• Text to read
--------

From a personal observation, the pinnacle of Heidi's interviewing skills really shone through. She had posed some very tough questions for Neil to answer and they both took it in stride getting through forty five minutes of workshopping and reminscenes of the early days. When asked about the Eternals project that Neil has slated in to work on for Marvel - (from which Neil says that the proceeds from this project will go and pay off those lawyers that he sicced on Todd MacFarlane for his breach of contract suit of not being paid for the work he did on Spawn and the Angela mini-series for Image comics), Neil says that it seemed to be the only thing that was tailor made for him to write with the exception of revitalizing Thor. Something about writing about Gods walking the earth and being idolized as pop stars has a certain universal appeal. Hmm, we wonder why Neil? In turn, Neil publicily made Heidi's face turn red when he brought out her inner comic book trivia geekery of fully knowing the only story whereas Superman has thad the uncanny ability to keep his spitcurl in place by the will control of his molecules and that Clark Kent was once able to hypnotize television audiences worldwide that he wasn't Superman through his nightly WGBS news anchorman broadcasts.

--------

• Task a
Answer these from the interview report:
(i) How many minutes did Heidi and Neil spend workshopping and reminiscing?
(ii) Apart from the Eternals project, what work does Neil say seemed tailor made for him?
(iii) Through what broadcasts was Clark Kent once able to hypnotize television audiences?
The text and the records after it come from different sources.

--------

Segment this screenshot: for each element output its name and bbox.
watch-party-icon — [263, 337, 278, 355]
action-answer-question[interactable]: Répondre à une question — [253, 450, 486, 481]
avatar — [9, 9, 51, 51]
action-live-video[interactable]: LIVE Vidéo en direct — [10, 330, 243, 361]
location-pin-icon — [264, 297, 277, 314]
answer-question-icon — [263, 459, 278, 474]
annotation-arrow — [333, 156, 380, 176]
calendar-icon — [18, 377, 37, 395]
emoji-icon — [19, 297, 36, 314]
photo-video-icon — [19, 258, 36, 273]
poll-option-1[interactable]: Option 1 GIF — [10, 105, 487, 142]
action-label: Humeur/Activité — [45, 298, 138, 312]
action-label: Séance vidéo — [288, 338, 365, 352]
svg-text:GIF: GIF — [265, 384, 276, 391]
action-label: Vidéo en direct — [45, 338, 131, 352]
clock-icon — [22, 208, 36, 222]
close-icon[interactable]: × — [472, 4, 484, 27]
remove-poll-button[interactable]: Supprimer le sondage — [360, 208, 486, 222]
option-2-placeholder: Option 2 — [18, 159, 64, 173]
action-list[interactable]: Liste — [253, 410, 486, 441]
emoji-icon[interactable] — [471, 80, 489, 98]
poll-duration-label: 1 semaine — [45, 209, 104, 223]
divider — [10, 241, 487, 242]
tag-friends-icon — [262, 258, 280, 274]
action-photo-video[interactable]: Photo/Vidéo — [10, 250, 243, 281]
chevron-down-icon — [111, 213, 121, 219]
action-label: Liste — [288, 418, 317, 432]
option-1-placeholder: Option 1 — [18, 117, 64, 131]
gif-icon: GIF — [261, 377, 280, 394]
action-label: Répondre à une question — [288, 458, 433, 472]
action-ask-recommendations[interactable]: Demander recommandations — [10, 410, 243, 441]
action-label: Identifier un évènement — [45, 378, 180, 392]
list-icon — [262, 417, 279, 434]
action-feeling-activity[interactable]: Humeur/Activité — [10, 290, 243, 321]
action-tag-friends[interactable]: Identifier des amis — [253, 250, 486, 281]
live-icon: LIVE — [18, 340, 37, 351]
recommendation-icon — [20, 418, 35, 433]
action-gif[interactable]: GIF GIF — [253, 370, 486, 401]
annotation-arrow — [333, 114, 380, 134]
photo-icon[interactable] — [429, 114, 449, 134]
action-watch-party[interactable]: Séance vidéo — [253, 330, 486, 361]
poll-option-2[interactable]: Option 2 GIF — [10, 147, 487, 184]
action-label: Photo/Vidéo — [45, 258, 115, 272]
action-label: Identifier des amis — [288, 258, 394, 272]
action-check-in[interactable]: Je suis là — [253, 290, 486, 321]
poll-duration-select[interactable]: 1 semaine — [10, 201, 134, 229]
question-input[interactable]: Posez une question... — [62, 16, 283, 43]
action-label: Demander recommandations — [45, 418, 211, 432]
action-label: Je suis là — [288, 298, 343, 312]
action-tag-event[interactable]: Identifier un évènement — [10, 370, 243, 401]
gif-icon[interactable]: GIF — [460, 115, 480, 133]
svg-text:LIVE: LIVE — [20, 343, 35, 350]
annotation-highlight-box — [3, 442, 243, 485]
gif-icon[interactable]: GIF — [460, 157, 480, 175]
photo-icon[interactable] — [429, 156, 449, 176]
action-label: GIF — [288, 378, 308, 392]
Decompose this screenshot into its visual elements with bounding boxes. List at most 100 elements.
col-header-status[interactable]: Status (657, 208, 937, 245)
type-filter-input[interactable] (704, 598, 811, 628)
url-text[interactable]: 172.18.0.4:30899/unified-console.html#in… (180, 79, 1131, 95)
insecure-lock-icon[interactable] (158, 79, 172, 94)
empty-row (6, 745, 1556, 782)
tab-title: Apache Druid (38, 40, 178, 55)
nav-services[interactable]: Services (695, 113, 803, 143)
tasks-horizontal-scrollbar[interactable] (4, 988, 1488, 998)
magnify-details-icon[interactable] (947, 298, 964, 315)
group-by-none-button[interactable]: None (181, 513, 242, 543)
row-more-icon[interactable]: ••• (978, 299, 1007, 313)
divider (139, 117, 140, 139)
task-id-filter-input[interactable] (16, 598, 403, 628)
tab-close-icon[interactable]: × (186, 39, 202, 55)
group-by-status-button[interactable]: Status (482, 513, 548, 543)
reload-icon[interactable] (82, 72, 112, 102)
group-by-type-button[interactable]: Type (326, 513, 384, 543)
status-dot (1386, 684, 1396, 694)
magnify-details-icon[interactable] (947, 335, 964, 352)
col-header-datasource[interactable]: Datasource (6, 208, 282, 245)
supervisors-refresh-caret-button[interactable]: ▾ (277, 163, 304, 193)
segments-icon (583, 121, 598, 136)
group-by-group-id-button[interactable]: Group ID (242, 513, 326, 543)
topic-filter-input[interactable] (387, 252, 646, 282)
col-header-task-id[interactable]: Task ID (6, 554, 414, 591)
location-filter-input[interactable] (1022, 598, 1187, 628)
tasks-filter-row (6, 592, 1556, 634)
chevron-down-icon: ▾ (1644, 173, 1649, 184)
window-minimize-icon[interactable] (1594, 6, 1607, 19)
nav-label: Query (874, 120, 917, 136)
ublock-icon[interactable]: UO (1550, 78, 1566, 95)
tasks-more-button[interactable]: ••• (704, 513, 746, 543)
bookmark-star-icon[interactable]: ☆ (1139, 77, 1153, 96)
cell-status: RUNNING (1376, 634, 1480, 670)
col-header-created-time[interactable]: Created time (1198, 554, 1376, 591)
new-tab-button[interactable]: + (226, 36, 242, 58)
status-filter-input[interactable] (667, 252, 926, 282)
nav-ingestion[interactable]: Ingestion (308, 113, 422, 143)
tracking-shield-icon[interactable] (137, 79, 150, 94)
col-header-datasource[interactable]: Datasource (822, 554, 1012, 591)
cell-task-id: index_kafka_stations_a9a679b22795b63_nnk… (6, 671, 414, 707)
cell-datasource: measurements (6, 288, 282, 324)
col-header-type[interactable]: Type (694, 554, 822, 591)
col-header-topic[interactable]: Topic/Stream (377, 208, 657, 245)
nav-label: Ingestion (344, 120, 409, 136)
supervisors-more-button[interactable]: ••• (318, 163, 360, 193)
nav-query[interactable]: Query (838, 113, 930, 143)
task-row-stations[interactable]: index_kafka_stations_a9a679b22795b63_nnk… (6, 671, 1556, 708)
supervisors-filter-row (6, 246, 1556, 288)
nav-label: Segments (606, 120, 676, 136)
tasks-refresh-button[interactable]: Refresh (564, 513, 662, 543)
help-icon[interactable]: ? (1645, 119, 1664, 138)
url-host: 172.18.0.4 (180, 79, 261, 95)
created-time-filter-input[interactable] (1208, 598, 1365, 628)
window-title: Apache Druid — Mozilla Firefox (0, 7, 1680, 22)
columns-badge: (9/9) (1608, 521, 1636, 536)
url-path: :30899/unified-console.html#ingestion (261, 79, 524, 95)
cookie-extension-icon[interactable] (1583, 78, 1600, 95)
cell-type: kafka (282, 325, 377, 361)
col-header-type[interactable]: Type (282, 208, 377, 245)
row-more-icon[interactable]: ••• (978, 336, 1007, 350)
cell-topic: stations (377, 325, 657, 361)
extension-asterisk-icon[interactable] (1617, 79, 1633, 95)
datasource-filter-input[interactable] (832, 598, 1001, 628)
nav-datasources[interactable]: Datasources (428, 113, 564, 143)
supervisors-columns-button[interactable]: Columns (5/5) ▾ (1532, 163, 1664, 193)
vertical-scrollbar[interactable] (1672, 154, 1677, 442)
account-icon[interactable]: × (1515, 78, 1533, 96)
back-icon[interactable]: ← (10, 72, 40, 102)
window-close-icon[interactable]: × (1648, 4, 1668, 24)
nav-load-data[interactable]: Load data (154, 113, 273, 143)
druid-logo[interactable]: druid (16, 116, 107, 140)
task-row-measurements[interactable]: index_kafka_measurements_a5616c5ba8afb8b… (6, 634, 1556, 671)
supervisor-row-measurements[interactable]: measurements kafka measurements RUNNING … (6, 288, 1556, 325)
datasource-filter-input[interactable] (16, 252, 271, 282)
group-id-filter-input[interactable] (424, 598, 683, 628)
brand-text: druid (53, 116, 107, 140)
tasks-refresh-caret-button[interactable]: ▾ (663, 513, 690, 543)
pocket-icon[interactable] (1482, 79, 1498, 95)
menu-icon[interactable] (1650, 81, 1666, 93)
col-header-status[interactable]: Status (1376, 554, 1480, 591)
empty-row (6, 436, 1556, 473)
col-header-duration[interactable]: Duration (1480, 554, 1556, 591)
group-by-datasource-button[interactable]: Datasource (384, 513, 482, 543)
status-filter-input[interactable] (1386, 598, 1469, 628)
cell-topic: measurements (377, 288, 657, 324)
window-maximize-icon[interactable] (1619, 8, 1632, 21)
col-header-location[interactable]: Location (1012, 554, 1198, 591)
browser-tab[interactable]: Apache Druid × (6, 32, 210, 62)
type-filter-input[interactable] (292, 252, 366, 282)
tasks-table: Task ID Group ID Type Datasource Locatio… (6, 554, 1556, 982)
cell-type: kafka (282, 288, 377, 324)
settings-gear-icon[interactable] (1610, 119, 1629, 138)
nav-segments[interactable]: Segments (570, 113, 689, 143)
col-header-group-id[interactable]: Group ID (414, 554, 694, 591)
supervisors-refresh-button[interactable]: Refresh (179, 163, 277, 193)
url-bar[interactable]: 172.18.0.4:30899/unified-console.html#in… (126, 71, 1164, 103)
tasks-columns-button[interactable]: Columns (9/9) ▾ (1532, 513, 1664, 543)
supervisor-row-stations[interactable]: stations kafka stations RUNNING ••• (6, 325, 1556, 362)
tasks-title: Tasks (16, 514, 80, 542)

--------

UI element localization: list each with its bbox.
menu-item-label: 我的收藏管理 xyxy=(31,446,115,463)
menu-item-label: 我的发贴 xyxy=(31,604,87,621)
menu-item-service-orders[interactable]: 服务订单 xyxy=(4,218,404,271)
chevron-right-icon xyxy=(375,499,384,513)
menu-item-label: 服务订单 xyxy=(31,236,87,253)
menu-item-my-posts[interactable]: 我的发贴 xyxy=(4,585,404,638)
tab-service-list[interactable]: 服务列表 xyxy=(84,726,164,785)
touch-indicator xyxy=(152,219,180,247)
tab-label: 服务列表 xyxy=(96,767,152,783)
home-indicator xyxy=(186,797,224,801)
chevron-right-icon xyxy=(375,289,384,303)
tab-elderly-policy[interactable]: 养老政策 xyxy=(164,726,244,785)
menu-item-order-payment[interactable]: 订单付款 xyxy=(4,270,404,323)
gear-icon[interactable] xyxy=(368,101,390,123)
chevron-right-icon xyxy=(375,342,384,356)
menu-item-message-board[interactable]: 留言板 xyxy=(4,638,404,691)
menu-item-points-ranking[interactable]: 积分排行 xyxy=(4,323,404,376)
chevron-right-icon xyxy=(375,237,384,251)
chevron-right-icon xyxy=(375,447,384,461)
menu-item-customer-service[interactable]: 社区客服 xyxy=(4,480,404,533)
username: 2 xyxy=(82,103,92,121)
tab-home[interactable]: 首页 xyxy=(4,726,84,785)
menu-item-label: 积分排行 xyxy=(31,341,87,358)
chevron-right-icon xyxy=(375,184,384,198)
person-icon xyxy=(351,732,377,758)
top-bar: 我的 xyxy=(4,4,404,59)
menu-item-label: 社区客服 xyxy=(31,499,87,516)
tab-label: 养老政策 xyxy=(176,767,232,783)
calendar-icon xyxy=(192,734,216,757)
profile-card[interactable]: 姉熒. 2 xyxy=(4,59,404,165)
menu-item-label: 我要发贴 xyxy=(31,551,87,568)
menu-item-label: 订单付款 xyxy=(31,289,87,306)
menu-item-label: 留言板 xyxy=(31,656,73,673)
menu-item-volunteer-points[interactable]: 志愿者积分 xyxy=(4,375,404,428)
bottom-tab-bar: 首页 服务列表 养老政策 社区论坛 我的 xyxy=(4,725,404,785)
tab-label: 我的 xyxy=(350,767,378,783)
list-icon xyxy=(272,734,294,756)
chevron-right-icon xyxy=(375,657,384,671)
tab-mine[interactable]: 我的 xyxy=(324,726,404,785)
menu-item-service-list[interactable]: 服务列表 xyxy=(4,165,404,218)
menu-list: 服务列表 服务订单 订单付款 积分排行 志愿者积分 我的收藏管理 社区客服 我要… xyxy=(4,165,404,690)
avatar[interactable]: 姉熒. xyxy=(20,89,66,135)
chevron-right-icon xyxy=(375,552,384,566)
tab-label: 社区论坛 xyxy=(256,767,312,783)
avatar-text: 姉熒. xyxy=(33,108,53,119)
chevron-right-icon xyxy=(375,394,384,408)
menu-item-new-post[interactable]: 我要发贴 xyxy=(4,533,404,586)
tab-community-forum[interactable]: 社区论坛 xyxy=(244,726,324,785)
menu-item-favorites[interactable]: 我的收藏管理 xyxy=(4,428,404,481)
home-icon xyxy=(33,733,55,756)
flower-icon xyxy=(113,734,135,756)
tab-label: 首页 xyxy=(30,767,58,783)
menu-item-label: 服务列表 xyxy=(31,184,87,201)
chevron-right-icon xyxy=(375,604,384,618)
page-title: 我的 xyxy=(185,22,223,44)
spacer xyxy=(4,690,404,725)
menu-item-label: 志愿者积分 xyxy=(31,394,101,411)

--------

• Task b
Print, unchanged, everything in the records from the line that contains "Segment this screenshot: for" down to the line that contains "tag-friends-icon — [262, 258, 280, 274]", including both of those lines.

• Response a
(i) Forty-five minutes.
(ii) Revitalizing Thor.
(iii) His nightly WGBS news anchorman broadcasts.

• Response b
Segment this screenshot: for each element output its name and bbox.
watch-party-icon — [263, 337, 278, 355]
action-answer-question[interactable]: Répondre à une question — [253, 450, 486, 481]
avatar — [9, 9, 51, 51]
action-live-video[interactable]: LIVE Vidéo en direct — [10, 330, 243, 361]
location-pin-icon — [264, 297, 277, 314]
answer-question-icon — [263, 459, 278, 474]
annotation-arrow — [333, 156, 380, 176]
calendar-icon — [18, 377, 37, 395]
emoji-icon — [19, 297, 36, 314]
photo-video-icon — [19, 258, 36, 273]
poll-option-1[interactable]: Option 1 GIF — [10, 105, 487, 142]
action-label: Humeur/Activité — [45, 298, 138, 312]
action-label: Séance vidéo — [288, 338, 365, 352]
svg-text:GIF: GIF — [265, 384, 276, 391]
action-label: Vidéo en direct — [45, 338, 131, 352]
clock-icon — [22, 208, 36, 222]
close-icon[interactable]: × — [472, 4, 484, 27]
remove-poll-button[interactable]: Supprimer le sondage — [360, 208, 486, 222]
option-2-placeholder: Option 2 — [18, 159, 64, 173]
action-list[interactable]: Liste — [253, 410, 486, 441]
emoji-icon[interactable] — [471, 80, 489, 98]
poll-duration-label: 1 semaine — [45, 209, 104, 223]
divider — [10, 241, 487, 242]
tag-friends-icon — [262, 258, 280, 274]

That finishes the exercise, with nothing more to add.